*REQUIREMENTS:* Wherever the word "working" appears in a line, copy that line.

# START OF RECORDS FOR THIS EXERCISE

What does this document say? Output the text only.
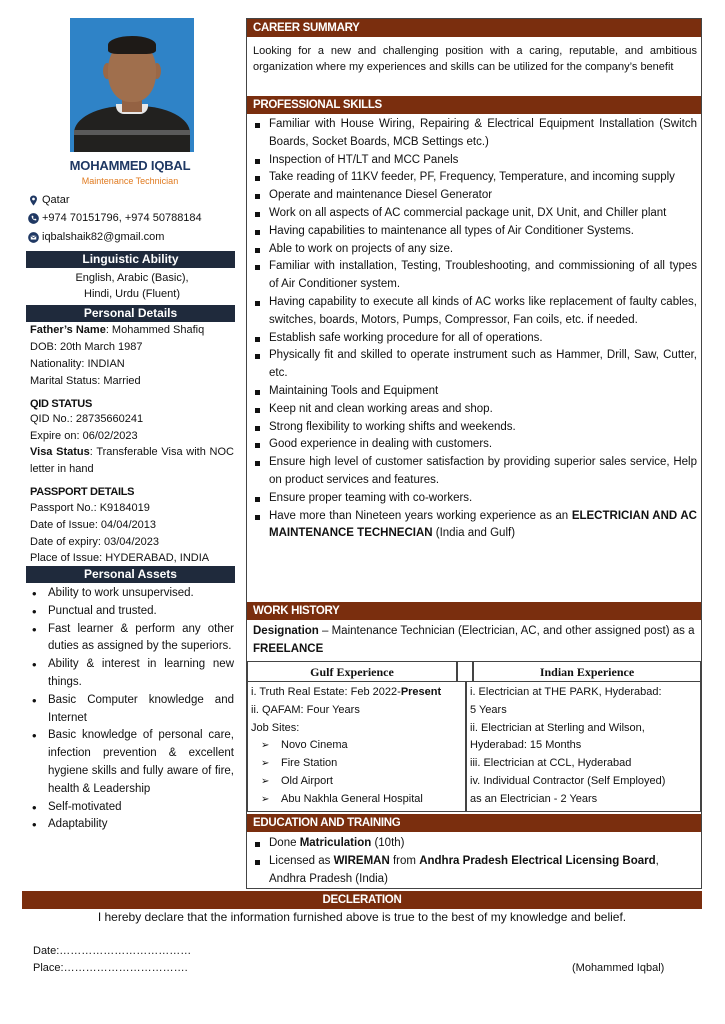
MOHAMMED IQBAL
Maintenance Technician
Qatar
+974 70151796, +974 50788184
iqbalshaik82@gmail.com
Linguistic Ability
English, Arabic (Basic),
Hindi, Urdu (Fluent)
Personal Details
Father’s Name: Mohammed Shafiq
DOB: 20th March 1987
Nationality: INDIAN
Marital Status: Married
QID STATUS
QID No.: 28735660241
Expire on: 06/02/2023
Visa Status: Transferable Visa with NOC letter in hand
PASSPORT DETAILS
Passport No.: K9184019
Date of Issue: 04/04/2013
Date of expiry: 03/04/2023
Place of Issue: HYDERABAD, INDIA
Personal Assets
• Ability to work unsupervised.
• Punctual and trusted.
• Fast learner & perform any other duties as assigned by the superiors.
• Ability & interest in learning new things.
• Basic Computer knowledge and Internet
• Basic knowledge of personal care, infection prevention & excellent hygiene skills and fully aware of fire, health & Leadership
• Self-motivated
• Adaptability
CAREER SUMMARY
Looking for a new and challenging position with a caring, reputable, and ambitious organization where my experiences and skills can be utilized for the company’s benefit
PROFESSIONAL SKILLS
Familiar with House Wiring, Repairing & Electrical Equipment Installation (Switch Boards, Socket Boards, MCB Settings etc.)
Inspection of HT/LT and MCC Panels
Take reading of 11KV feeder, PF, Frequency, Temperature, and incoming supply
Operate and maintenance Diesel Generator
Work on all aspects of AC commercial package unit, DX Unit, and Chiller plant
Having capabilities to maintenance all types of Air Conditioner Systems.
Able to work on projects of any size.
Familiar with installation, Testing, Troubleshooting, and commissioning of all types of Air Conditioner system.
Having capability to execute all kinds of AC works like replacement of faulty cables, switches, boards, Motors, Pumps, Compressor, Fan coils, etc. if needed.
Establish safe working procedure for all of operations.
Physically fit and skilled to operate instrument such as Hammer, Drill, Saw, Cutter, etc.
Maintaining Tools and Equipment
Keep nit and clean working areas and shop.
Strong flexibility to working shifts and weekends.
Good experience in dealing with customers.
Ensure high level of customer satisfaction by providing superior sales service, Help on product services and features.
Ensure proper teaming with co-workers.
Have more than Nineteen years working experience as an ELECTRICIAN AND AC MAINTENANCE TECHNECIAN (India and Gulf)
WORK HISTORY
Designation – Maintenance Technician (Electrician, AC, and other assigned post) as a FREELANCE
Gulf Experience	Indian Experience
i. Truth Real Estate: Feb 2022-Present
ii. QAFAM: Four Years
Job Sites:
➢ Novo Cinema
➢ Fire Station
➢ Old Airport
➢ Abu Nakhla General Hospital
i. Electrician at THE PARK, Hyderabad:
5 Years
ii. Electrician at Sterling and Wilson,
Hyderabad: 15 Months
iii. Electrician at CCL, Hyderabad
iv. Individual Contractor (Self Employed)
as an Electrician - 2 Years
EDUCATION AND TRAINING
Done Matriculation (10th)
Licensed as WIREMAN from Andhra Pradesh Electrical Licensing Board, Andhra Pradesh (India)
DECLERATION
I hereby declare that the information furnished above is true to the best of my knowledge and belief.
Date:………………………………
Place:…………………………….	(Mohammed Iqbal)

# END OF RECORDS FOR THIS EXERCISE

*THE REPLY:*
Establish safe working procedure for all of operations.
Keep nit and clean working areas and shop.
Strong flexibility to working shifts and weekends.
Have more than Nineteen years working experience as an ELECTRICIAN AND AC MAINTENANCE TECHNECIAN (India and Gulf)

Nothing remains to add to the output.